--- start of EXERCISE MATERIALS ---
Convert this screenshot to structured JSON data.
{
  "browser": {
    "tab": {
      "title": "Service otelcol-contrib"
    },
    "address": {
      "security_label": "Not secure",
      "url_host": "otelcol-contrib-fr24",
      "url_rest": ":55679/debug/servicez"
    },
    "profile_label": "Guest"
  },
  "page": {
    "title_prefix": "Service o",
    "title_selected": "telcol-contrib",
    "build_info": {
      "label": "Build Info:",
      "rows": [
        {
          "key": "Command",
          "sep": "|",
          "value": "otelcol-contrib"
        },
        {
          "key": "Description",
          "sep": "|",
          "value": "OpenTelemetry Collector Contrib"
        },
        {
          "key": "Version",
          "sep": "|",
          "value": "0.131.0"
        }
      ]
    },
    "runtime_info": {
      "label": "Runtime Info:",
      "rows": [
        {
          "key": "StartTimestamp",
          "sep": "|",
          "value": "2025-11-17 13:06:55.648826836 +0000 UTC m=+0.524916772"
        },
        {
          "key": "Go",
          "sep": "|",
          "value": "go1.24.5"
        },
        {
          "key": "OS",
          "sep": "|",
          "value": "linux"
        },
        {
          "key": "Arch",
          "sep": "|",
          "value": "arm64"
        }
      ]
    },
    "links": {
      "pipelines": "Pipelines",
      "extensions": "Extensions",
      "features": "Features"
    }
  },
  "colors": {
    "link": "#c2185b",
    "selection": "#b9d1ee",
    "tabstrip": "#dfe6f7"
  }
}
--- end of EXERCISE MATERIALS ---
## DIRECTIONS FOR THIS TASK
Write out the records above again, keeping each one identical to the original.

## WRITTEN ANSWER
Convert this screenshot to structured JSON data.
{
  "browser": {
    "tab": {
      "title": "Service otelcol-contrib"
    },
    "address": {
      "security_label": "Not secure",
      "url_host": "otelcol-contrib-fr24",
      "url_rest": ":55679/debug/servicez"
    },
    "profile_label": "Guest"
  },
  "page": {
    "title_prefix": "Service o",
    "title_selected": "telcol-contrib",
    "build_info": {
      "label": "Build Info:",
      "rows": [
        {
          "key": "Command",
          "sep": "|",
          "value": "otelcol-contrib"
        },
        {
          "key": "Description",
          "sep": "|",
          "value": "OpenTelemetry Collector Contrib"
        },
        {
          "key": "Version",
          "sep": "|",
          "value": "0.131.0"
        }
      ]
    },
    "runtime_info": {
      "label": "Runtime Info:",
      "rows": [
        {
          "key": "StartTimestamp",
          "sep": "|",
          "value": "2025-11-17 13:06:55.648826836 +0000 UTC m=+0.524916772"
        },
        {
          "key": "Go",
          "sep": "|",
          "value": "go1.24.5"
        },
        {
          "key": "OS",
          "sep": "|",
          "value": "linux"
        },
        {
          "key": "Arch",
          "sep": "|",
          "value": "arm64"
        }
      ]
    },
    "links": {
      "pipelines": "Pipelines",
      "extensions": "Extensions",
      "features": "Features"
    }
  },
  "colors": {
    "link": "#c2185b",
    "selection": "#b9d1ee",
    "tabstrip": "#dfe6f7"
  }
}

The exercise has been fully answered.